Given problem: Answer with nothing but a number: how many lines include the word "Services"?

Record extracts:

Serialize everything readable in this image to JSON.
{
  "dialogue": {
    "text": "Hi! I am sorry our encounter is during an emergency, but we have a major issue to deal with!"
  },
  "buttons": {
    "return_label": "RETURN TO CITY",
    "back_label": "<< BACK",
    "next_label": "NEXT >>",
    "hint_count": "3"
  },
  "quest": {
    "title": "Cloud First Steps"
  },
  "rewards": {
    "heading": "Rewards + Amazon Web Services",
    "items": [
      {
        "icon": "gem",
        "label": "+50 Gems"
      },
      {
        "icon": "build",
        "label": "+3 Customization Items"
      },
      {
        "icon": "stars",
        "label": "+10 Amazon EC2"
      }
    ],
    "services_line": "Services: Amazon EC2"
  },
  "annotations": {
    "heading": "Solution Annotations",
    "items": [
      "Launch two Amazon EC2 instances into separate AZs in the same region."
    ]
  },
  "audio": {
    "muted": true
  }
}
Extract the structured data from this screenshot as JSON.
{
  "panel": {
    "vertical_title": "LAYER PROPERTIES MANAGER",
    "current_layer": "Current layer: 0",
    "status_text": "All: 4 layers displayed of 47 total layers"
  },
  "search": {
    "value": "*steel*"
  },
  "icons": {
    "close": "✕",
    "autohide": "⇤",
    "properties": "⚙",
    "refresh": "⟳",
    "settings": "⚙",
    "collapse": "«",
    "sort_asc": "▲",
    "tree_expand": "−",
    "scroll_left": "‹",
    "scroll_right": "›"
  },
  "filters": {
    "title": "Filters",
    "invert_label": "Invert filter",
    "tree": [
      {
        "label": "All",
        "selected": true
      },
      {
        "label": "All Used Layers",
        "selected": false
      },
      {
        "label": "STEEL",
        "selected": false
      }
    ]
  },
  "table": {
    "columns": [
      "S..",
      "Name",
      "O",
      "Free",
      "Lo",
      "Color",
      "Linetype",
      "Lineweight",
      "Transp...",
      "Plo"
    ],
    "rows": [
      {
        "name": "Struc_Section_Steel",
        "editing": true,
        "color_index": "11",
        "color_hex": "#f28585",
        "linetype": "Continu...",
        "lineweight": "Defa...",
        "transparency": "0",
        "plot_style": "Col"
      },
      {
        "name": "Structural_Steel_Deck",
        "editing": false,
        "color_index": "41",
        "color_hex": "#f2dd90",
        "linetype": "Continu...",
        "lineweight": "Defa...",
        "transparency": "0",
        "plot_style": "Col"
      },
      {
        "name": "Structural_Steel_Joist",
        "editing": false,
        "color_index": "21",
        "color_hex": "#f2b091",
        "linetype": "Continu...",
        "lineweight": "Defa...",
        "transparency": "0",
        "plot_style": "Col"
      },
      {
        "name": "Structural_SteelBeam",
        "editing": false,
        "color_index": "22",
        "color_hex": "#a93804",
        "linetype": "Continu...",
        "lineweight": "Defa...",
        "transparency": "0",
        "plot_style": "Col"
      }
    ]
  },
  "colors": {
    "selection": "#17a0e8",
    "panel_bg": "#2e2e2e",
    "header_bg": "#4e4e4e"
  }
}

Full response: 2